- _Given request_
Report the count of lines where the string "panel" appears, and nothing else.

(Extracted data entries)
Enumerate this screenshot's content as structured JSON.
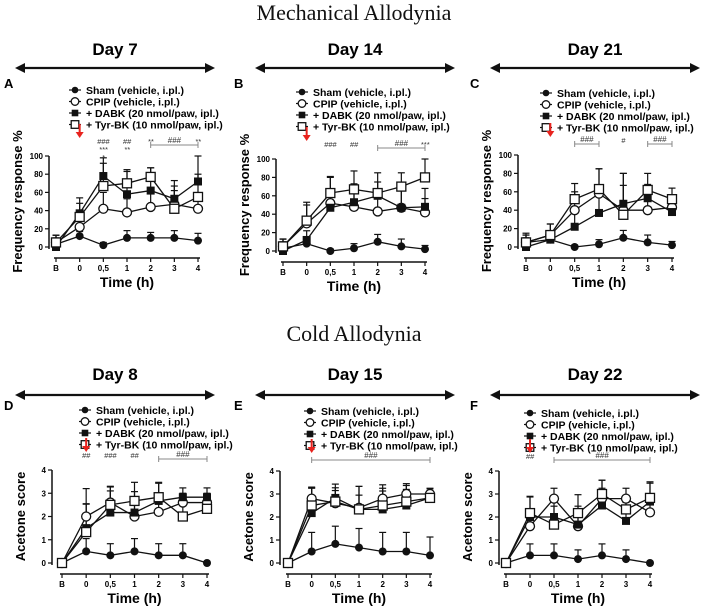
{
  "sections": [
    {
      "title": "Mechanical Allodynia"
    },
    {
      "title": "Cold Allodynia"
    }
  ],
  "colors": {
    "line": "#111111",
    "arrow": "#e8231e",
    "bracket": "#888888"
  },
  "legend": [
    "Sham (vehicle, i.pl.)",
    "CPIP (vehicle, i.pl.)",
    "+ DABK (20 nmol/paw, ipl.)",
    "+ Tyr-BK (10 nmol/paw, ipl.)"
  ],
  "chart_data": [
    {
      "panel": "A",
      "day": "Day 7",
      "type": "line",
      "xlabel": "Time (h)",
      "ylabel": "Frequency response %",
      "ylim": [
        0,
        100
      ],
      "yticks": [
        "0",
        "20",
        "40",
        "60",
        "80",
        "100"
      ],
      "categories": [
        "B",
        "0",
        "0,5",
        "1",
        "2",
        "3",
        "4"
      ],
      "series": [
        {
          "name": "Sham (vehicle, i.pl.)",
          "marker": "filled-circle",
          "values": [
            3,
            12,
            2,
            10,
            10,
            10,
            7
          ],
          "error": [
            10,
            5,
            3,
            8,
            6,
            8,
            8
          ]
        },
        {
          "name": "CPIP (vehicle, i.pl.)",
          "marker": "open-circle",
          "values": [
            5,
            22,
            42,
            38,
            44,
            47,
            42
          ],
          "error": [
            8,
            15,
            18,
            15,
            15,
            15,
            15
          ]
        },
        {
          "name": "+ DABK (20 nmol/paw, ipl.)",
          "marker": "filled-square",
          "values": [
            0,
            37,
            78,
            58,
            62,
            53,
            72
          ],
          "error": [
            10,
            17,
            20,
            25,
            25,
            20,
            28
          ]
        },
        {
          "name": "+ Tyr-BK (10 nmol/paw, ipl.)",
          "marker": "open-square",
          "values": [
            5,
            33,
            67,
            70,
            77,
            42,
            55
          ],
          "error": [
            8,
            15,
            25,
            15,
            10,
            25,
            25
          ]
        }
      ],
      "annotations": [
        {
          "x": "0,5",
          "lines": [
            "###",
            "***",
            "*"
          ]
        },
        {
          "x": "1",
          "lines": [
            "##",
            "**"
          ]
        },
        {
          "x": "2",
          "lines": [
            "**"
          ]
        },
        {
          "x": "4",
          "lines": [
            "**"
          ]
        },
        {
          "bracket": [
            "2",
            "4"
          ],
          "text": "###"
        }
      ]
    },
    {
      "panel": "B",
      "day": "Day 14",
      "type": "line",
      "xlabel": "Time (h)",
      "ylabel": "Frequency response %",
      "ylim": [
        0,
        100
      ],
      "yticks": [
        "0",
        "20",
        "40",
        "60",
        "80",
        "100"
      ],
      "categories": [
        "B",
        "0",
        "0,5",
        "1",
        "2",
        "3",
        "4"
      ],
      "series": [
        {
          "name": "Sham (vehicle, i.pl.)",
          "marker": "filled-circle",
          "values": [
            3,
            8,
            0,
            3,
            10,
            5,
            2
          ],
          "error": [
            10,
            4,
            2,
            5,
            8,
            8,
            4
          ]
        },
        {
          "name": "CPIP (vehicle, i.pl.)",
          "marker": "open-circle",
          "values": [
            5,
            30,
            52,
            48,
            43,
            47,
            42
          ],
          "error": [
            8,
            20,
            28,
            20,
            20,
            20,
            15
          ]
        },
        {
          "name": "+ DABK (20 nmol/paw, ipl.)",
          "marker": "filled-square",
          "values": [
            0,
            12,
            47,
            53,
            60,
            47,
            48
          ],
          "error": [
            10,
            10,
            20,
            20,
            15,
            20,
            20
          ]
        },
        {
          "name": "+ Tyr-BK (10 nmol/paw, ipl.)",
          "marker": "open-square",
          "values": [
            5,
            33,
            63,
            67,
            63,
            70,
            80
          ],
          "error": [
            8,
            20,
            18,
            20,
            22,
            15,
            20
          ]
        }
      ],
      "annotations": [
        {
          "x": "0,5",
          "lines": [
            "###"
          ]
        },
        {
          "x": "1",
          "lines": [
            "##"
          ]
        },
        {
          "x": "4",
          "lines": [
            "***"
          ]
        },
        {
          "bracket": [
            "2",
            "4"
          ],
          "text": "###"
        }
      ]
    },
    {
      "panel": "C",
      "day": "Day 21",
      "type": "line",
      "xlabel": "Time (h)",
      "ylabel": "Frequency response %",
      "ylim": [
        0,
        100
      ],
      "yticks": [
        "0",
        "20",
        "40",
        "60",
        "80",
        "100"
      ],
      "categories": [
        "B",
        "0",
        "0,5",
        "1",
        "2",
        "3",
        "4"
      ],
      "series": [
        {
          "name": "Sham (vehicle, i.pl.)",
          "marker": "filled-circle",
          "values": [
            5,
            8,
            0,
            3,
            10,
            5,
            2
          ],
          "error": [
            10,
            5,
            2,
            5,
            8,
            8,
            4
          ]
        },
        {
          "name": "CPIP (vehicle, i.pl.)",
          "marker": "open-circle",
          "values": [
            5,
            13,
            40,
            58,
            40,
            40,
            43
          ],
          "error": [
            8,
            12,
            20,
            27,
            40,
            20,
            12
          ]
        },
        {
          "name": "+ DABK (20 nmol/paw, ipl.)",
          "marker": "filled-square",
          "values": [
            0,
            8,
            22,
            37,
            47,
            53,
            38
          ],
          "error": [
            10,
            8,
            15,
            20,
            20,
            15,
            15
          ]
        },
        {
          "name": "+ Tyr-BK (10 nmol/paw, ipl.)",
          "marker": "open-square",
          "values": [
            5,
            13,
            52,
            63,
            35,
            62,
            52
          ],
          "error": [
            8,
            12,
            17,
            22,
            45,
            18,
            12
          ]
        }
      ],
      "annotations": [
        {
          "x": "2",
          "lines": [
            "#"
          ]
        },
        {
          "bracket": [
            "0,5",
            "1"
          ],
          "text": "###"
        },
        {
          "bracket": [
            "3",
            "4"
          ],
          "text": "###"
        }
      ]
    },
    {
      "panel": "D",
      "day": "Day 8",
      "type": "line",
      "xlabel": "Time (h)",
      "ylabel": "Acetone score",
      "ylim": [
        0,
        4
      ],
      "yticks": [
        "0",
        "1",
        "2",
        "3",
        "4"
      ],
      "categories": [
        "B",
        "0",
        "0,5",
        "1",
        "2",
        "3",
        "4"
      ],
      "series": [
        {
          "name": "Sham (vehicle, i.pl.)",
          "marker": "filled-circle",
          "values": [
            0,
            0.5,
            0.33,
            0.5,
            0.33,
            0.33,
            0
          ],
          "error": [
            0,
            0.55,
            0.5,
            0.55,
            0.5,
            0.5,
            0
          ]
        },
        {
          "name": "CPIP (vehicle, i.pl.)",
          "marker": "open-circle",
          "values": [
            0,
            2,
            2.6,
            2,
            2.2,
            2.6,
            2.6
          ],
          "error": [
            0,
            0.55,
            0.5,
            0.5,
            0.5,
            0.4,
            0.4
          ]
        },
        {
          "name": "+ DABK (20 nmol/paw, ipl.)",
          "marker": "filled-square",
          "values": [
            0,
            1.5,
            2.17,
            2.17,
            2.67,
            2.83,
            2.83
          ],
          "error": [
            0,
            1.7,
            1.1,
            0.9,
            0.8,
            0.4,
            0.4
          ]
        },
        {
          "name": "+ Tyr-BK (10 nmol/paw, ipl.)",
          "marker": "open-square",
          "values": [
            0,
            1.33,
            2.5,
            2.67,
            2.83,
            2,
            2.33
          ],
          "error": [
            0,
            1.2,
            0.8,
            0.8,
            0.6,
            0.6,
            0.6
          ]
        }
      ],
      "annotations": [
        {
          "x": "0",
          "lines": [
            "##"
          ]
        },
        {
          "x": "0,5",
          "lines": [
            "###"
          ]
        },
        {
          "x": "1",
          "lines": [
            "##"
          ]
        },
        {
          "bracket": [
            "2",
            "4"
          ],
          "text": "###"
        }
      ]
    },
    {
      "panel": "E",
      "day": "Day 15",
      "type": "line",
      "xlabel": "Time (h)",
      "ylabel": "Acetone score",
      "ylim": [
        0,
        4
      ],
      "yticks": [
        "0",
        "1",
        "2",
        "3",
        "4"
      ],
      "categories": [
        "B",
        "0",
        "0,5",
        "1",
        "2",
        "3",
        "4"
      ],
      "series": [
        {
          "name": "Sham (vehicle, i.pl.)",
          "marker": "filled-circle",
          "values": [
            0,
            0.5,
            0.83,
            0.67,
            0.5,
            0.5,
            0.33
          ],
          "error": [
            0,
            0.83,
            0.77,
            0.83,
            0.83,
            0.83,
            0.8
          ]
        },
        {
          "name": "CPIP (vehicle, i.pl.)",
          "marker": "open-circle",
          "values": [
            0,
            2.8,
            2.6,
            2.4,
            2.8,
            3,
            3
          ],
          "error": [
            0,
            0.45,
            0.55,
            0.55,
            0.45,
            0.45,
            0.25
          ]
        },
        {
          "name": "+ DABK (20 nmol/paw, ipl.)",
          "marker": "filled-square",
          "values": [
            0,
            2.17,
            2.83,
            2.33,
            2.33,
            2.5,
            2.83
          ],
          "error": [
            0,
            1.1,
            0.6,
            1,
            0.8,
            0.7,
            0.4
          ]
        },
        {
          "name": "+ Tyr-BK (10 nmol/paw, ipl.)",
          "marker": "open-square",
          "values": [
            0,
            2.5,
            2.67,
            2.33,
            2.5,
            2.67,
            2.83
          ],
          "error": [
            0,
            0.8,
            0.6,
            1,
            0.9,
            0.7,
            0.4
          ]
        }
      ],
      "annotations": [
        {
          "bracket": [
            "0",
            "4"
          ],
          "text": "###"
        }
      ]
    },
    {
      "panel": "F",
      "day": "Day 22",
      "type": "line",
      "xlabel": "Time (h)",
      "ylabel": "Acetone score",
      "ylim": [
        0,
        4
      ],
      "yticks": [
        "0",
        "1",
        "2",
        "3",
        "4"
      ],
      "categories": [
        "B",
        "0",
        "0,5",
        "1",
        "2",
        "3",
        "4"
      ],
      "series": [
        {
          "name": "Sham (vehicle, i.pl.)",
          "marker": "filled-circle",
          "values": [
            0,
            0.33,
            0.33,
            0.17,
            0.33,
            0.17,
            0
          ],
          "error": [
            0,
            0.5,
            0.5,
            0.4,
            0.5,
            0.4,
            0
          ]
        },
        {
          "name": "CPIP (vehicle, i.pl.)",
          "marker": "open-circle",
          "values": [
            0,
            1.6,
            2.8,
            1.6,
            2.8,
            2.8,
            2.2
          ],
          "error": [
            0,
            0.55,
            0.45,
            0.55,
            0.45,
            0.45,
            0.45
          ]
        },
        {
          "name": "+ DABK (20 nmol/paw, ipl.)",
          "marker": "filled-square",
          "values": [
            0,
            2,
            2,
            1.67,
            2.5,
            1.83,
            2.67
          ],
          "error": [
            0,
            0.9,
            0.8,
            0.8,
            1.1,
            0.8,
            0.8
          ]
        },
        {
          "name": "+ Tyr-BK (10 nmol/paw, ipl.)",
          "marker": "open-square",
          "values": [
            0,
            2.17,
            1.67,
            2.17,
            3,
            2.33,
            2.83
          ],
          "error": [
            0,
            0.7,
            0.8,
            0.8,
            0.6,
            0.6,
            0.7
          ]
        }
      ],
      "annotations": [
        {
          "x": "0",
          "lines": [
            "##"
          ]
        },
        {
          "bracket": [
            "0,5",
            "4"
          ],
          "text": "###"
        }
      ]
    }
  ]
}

- _Response to this exercise_
6